▶ [Items from a figure collection]
────────────────────────────────────────

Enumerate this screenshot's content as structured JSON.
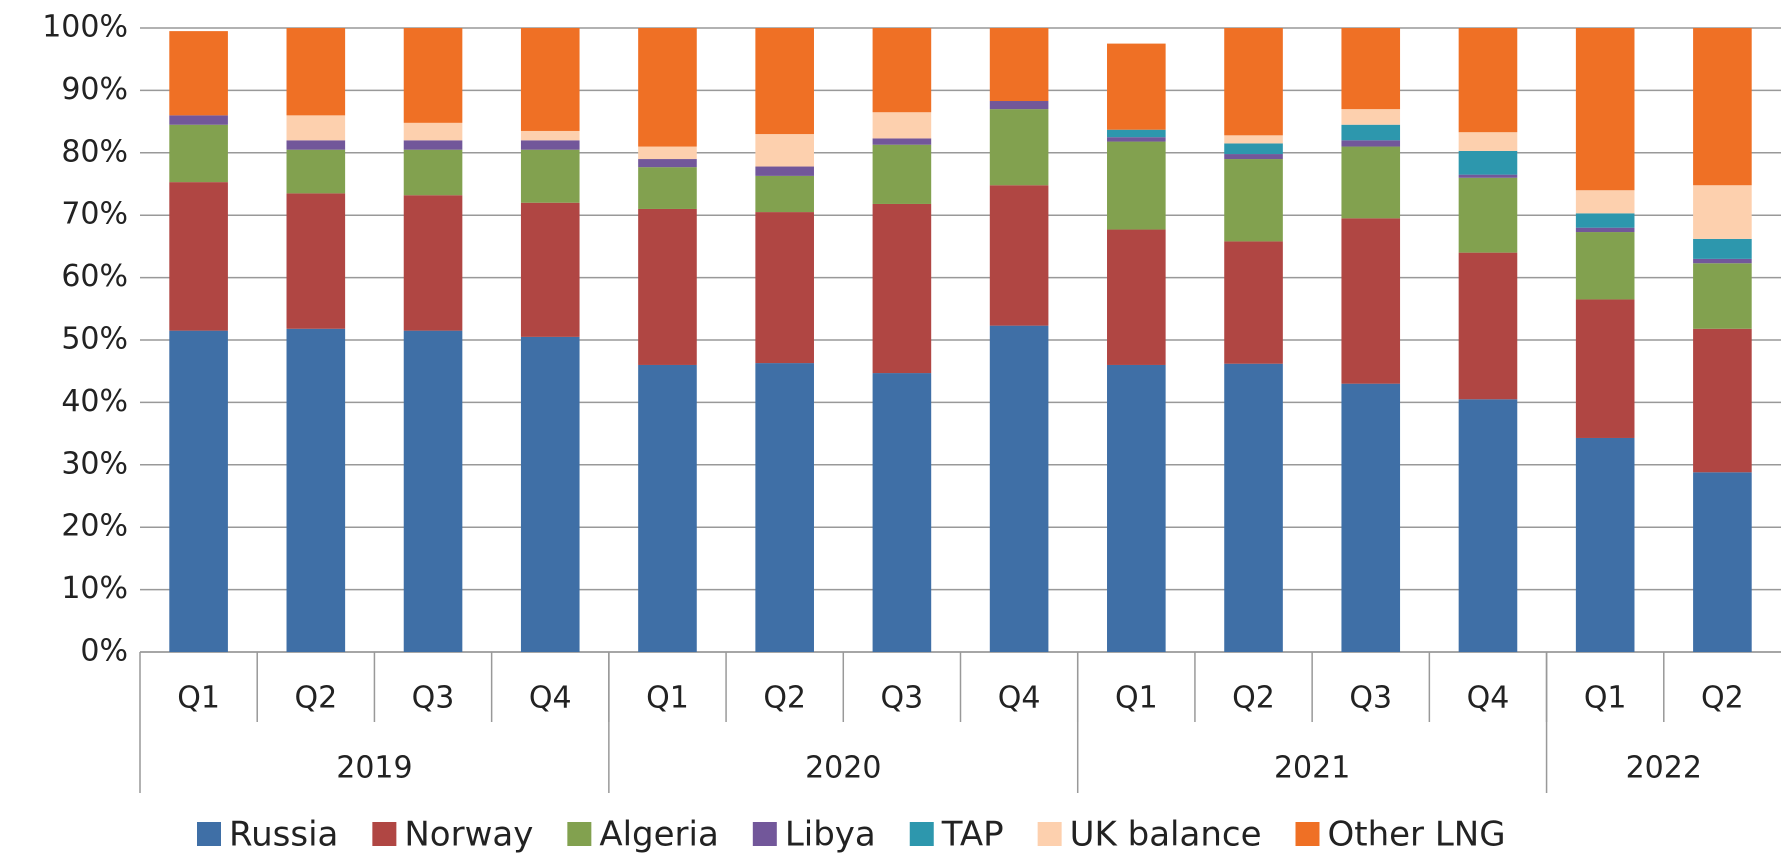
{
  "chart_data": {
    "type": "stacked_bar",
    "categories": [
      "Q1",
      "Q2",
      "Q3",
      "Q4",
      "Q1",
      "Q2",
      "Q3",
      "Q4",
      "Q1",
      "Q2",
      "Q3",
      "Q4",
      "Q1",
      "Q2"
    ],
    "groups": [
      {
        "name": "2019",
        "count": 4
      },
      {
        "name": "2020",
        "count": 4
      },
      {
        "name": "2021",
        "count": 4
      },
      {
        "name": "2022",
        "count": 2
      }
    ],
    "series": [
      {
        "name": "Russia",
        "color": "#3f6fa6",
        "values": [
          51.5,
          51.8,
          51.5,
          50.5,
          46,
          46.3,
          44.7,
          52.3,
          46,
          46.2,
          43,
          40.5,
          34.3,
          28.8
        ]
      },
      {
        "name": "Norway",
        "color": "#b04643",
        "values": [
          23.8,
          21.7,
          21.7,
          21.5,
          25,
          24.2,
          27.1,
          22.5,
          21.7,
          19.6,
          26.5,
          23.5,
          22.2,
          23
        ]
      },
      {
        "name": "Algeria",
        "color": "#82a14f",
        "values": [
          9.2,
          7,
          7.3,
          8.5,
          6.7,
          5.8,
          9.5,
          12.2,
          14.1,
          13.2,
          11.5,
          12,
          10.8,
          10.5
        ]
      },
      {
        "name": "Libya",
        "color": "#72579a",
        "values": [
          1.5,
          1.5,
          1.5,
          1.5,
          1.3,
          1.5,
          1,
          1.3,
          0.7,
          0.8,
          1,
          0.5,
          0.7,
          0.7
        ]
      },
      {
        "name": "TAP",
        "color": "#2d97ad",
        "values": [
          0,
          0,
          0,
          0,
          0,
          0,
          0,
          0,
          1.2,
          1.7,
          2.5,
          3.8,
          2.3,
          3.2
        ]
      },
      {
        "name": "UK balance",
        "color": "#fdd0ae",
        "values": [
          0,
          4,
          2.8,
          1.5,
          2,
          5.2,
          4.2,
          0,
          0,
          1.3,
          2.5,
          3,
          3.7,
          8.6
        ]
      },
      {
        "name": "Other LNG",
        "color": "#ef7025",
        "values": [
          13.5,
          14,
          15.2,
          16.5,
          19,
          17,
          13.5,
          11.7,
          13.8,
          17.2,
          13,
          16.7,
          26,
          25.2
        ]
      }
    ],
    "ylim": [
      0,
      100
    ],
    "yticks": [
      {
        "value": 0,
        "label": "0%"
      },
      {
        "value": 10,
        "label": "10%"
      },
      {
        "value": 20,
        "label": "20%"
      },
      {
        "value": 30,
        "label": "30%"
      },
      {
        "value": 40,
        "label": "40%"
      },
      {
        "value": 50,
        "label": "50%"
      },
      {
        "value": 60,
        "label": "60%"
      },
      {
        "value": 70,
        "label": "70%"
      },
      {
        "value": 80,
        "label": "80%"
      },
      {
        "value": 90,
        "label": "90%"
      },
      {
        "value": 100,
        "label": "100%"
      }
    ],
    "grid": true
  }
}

────────────────────────────────────────

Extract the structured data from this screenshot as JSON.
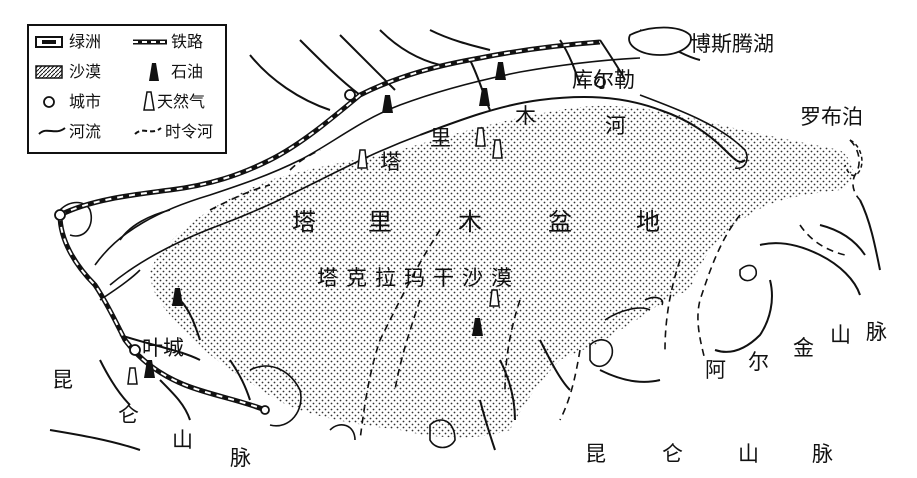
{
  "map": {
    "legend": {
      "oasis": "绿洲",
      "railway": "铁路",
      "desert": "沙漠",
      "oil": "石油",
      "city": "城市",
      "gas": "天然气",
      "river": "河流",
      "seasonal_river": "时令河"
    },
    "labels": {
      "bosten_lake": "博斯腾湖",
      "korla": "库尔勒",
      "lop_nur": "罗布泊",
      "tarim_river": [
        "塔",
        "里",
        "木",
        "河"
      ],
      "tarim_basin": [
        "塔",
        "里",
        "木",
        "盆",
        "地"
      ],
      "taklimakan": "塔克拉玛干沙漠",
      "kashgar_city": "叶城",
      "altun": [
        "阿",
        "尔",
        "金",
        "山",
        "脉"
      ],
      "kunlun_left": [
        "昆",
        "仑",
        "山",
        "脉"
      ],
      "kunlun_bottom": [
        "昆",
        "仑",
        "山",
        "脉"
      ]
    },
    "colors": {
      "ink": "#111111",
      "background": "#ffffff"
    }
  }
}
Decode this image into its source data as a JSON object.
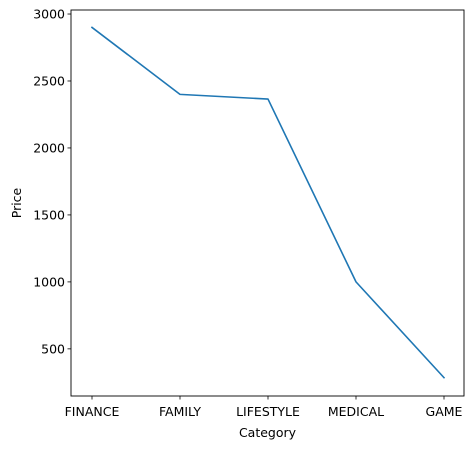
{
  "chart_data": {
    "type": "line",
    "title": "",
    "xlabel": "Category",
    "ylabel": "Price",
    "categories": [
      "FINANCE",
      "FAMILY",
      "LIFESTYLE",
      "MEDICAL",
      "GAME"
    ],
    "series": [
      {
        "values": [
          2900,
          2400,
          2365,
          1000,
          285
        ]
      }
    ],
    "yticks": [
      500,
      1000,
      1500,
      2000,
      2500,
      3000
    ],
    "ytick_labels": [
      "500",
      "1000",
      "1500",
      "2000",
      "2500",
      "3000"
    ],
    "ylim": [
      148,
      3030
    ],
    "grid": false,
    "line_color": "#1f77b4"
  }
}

────────────────────────────────────────

Display every line of the listing that contains the string "this".

Enumerate this screenshot's content as structured JSON.
Extract the structured data from this screenshot as JSON.
Decode this image into its source data as a JSON object.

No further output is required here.